▶ [WORK REQUEST]:
In the passage about a midlife crisis, during which decade of life does the writer say the crisis is happening?

▶ [TEXT UNDER STUDY]:
****************

I think this proves I won't live past 50 because I'm having my midlife crisis in my goddamn 20s. Except I can't buy a new car or get a hot girlfriend or do fucking anything but wallow in my own pathetic garbage. That's what I feel inside, when I think about my past, the band, my future, my current situation? I feel fucking pathetic. If I were stronger I'd be doing the things I need to move on, or at least trying. Is this what trying feels like? I just feel like a little bitch, a pathetic sack of old rotten bones sittin on the side of the road with water splashing over me and vagrants pissing on me. Sinking in the scum of the gutter, festering in a dumpster, bubbling at the bottom of a rainwater runoff. I can't kill myself because I'm already a fucking corpse, and my continued appearance in public is weirder than just digging a hole and burying myself already. And yet every morning I rise from that coffin and pull my bones into action. My rot infecting everything I touch, I leave bloody prints and rotted flesh, my stench fills the air. I force a smile, it rips my skin and bears too much teeth. I disturb everyone I see. I just can't justify it anymore. I'm so on edge and I'm just done. I'm fucking done.

So what changes? Not much. I'll live to see tomorrow, and after that? I guess we'll see, one day at a time and another day's gone.

****************

▶ [Page segmentation data]:
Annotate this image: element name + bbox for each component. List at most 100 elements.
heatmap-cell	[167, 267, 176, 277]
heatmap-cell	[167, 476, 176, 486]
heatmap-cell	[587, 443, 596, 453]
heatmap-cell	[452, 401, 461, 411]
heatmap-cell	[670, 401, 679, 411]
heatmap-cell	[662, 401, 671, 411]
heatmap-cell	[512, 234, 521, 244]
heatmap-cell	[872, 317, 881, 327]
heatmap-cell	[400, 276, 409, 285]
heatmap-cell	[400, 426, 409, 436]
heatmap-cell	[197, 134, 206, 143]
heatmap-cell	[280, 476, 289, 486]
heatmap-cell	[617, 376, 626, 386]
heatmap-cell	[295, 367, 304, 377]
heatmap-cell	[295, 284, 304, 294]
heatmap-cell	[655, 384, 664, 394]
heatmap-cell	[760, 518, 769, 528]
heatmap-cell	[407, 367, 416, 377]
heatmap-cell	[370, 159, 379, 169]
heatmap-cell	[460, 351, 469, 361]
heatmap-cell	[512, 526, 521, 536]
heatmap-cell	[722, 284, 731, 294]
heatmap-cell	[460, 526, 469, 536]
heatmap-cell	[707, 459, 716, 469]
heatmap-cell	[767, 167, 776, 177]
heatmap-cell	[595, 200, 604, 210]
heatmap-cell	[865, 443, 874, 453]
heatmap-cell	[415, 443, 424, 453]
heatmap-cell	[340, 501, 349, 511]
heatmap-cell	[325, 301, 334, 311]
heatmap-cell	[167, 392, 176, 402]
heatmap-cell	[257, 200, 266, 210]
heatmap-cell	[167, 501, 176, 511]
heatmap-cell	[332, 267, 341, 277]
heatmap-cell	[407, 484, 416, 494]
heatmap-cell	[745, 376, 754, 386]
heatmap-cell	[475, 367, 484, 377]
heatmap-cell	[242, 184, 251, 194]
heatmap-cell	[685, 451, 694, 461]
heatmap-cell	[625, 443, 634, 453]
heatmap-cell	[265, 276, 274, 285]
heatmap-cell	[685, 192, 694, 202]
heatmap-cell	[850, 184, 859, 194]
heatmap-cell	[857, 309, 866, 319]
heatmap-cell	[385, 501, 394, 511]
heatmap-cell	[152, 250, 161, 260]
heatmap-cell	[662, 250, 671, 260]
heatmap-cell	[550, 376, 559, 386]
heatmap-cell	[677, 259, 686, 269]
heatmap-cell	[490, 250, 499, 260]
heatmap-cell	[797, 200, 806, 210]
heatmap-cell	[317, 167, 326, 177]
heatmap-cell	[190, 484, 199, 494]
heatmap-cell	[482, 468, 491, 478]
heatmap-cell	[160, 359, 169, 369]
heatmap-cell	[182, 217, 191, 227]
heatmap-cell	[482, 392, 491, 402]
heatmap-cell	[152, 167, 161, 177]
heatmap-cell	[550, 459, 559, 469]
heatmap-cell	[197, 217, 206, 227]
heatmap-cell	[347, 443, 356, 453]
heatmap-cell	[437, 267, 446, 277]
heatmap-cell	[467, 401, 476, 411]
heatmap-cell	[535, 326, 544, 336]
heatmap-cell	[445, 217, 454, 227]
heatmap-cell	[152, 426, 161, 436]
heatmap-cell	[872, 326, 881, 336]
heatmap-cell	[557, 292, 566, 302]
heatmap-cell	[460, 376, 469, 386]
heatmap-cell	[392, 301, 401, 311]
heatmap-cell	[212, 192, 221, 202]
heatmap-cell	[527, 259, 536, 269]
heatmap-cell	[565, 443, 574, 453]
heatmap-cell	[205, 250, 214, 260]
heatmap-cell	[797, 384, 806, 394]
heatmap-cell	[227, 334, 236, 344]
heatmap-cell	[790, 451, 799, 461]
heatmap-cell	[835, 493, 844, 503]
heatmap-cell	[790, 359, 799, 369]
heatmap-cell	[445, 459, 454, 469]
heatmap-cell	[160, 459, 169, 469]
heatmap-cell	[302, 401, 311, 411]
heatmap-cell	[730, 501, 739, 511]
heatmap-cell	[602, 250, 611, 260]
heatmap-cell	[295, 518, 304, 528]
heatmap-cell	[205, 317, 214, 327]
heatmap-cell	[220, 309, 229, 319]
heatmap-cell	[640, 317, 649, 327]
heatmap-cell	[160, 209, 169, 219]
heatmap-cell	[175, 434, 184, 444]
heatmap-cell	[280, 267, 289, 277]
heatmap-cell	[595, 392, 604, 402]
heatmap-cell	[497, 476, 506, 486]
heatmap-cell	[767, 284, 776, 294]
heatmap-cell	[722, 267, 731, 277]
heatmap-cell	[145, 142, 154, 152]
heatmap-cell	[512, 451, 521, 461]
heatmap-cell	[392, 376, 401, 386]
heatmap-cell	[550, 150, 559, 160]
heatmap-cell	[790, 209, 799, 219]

****************

▶ [REPLY]:
In the writer's 20s.